→ WHAT IS EXPECTED
For the listing underneath, give the count of lines containing the string "title" and nothing further.

--- Start of RECORDS ---

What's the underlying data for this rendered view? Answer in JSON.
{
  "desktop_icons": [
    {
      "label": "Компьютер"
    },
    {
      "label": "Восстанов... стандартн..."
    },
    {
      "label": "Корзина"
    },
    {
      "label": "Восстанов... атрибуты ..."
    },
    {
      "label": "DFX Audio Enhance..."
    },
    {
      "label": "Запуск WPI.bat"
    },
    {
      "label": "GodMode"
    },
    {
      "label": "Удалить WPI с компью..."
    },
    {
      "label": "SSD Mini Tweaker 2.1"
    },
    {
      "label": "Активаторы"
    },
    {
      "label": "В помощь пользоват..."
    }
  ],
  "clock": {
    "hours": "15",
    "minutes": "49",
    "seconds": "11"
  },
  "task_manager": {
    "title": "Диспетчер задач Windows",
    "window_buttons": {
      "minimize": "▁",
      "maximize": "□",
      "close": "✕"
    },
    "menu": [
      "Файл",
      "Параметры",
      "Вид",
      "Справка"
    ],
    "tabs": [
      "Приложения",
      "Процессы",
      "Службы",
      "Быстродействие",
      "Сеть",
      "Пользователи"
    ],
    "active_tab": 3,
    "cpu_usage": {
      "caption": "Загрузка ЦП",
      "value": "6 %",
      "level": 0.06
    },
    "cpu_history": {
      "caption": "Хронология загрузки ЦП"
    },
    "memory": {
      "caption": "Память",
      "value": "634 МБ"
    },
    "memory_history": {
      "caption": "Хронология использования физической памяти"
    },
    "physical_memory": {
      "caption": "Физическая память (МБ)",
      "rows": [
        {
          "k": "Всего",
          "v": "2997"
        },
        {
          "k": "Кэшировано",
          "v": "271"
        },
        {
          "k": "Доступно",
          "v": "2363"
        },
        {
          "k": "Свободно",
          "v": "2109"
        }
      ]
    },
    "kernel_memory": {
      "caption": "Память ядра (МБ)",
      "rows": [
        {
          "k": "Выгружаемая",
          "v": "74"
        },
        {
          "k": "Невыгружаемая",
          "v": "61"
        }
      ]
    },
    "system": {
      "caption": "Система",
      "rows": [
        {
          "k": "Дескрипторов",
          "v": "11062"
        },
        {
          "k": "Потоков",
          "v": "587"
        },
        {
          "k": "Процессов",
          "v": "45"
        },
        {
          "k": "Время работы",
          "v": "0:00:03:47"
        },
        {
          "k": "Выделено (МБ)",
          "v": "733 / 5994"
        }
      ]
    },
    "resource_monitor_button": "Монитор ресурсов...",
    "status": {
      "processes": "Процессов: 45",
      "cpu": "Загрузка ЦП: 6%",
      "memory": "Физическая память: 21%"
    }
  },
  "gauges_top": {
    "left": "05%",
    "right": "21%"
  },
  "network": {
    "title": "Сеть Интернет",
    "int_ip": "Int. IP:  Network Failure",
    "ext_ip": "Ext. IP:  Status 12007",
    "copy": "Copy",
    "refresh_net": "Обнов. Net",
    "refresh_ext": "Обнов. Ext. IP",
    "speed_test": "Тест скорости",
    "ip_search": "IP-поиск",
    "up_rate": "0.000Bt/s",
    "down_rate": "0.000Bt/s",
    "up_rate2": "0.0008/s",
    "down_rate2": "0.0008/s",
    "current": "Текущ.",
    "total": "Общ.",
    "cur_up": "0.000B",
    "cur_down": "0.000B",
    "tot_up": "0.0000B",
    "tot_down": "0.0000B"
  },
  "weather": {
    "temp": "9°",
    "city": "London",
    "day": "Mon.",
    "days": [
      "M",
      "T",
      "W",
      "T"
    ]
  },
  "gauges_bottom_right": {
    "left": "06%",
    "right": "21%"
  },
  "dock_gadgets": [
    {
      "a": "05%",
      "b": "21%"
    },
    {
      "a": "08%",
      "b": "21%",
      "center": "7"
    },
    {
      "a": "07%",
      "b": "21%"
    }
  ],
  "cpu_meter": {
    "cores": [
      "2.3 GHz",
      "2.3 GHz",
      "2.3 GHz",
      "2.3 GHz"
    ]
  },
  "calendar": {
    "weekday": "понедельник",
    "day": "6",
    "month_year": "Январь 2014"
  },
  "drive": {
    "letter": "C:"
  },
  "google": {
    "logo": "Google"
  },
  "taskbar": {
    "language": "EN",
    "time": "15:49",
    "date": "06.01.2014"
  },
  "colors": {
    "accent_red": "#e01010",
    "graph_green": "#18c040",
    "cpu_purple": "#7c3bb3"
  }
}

--- End of RECORDS ---

→ TASK RESULT
2